---------- Records supplied ----------

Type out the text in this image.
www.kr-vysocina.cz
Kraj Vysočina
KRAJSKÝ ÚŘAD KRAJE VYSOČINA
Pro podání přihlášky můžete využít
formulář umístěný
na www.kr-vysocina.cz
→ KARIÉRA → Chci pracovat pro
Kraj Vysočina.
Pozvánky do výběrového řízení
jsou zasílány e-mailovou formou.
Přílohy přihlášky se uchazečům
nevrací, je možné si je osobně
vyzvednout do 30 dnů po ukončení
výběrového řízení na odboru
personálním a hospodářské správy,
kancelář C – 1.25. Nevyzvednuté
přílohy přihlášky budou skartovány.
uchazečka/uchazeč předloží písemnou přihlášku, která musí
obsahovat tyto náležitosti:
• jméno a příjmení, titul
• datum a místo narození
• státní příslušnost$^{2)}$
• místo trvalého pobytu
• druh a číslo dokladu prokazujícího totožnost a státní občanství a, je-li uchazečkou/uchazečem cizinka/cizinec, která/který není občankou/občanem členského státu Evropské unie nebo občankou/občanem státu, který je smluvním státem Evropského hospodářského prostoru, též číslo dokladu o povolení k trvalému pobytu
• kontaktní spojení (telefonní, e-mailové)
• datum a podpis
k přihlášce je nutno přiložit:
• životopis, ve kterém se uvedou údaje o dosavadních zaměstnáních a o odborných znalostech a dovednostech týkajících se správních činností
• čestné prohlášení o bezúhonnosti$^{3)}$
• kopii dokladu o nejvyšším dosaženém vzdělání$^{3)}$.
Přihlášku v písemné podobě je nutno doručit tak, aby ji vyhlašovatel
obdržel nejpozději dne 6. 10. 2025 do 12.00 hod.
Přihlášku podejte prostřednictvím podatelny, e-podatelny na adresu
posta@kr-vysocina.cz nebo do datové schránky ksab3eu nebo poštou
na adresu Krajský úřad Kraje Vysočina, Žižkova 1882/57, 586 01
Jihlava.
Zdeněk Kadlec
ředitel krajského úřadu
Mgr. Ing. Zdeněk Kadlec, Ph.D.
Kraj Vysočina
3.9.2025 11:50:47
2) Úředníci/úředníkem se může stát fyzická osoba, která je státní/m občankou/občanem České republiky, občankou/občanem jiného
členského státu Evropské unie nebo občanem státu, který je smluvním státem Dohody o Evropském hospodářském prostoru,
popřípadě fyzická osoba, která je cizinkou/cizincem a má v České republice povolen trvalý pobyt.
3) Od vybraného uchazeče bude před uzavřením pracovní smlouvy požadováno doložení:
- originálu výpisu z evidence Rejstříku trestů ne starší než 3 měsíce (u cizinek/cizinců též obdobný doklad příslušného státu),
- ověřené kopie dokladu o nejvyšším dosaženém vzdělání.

----------

**Instructions to follow**
Print all of the entries again, exactly as written.

**The result**
Type out the text in this image.
www.kr-vysocina.cz
Kraj Vysočina
KRAJSKÝ ÚŘAD KRAJE VYSOČINA
Pro podání přihlášky můžete využít
formulář umístěný
na www.kr-vysocina.cz
→ KARIÉRA → Chci pracovat pro
Kraj Vysočina.
Pozvánky do výběrového řízení
jsou zasílány e-mailovou formou.
Přílohy přihlášky se uchazečům
nevrací, je možné si je osobně
vyzvednout do 30 dnů po ukončení
výběrového řízení na odboru
personálním a hospodářské správy,
kancelář C – 1.25. Nevyzvednuté
přílohy přihlášky budou skartovány.
uchazečka/uchazeč předloží písemnou přihlášku, která musí
obsahovat tyto náležitosti:
• jméno a příjmení, titul
• datum a místo narození
• státní příslušnost$^{2)}$
• místo trvalého pobytu
• druh a číslo dokladu prokazujícího totožnost a státní občanství a, je-li uchazečkou/uchazečem cizinka/cizinec, která/který není občankou/občanem členského státu Evropské unie nebo občankou/občanem státu, který je smluvním státem Evropského hospodářského prostoru, též číslo dokladu o povolení k trvalému pobytu
• kontaktní spojení (telefonní, e-mailové)
• datum a podpis
k přihlášce je nutno přiložit:
• životopis, ve kterém se uvedou údaje o dosavadních zaměstnáních a o odborných znalostech a dovednostech týkajících se správních činností
• čestné prohlášení o bezúhonnosti$^{3)}$
• kopii dokladu o nejvyšším dosaženém vzdělání$^{3)}$.
Přihlášku v písemné podobě je nutno doručit tak, aby ji vyhlašovatel
obdržel nejpozději dne 6. 10. 2025 do 12.00 hod.
Přihlášku podejte prostřednictvím podatelny, e-podatelny na adresu
posta@kr-vysocina.cz nebo do datové schránky ksab3eu nebo poštou
na adresu Krajský úřad Kraje Vysočina, Žižkova 1882/57, 586 01
Jihlava.
Zdeněk Kadlec
ředitel krajského úřadu
Mgr. Ing. Zdeněk Kadlec, Ph.D.
Kraj Vysočina
3.9.2025 11:50:47
2) Úředníci/úředníkem se může stát fyzická osoba, která je státní/m občankou/občanem České republiky, občankou/občanem jiného
členského státu Evropské unie nebo občanem státu, který je smluvním státem Dohody o Evropském hospodářském prostoru,
popřípadě fyzická osoba, která je cizinkou/cizincem a má v České republice povolen trvalý pobyt.
3) Od vybraného uchazeče bude před uzavřením pracovní smlouvy požadováno doložení:
- originálu výpisu z evidence Rejstříku trestů ne starší než 3 měsíce (u cizinek/cizinců též obdobný doklad příslušného státu),
- ověřené kopie dokladu o nejvyšším dosaženém vzdělání.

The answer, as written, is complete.